What the exercise asks -> Extract all lines that hold "evening" from the records below.

(Some records)

** start **

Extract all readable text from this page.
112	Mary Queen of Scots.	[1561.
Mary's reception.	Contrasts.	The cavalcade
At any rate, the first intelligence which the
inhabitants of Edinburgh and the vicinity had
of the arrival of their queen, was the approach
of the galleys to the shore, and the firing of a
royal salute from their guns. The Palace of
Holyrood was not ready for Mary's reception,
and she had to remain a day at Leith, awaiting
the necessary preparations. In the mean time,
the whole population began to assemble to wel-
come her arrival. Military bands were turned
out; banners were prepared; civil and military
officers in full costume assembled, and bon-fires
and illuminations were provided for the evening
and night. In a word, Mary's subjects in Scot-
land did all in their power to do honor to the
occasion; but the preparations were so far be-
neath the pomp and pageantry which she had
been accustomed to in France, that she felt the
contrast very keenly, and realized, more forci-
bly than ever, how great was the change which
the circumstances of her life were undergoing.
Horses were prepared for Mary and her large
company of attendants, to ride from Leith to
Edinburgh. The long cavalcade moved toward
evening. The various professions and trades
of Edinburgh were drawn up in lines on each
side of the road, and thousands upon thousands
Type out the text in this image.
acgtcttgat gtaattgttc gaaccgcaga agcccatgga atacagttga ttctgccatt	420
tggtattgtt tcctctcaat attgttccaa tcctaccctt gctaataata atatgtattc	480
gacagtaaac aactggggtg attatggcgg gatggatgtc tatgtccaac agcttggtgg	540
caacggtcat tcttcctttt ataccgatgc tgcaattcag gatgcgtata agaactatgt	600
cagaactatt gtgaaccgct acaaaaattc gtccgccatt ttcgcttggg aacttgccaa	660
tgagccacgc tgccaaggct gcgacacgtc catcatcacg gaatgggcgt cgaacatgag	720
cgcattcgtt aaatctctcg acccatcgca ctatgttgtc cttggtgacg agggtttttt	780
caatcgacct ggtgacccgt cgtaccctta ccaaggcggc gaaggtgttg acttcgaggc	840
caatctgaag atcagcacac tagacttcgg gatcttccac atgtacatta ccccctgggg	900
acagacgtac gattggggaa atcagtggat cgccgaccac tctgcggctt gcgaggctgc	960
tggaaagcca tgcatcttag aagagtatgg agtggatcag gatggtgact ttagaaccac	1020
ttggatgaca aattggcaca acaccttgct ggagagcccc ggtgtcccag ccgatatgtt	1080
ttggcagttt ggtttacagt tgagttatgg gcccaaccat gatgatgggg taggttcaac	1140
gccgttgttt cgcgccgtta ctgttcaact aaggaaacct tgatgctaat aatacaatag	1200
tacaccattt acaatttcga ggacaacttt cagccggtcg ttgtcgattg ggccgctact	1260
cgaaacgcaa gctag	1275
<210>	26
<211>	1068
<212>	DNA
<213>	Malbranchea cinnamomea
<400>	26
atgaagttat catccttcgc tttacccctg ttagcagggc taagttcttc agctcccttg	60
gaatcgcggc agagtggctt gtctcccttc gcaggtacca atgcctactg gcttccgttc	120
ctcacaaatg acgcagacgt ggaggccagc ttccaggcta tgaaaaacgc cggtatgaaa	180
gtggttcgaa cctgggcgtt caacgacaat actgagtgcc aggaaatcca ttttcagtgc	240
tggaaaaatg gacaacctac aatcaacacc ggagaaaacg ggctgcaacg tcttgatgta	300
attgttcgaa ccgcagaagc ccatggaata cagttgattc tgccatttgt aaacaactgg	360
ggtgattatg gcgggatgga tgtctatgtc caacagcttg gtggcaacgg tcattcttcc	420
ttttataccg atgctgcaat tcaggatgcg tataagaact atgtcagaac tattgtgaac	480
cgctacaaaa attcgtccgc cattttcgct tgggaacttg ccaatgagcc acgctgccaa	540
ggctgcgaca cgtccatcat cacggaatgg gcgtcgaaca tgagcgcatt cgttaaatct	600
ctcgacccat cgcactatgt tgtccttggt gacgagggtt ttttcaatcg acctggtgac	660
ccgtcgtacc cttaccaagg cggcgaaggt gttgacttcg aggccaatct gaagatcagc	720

** end **

Result ->
and illuminations were provided for the evening
evening. The various professions and trades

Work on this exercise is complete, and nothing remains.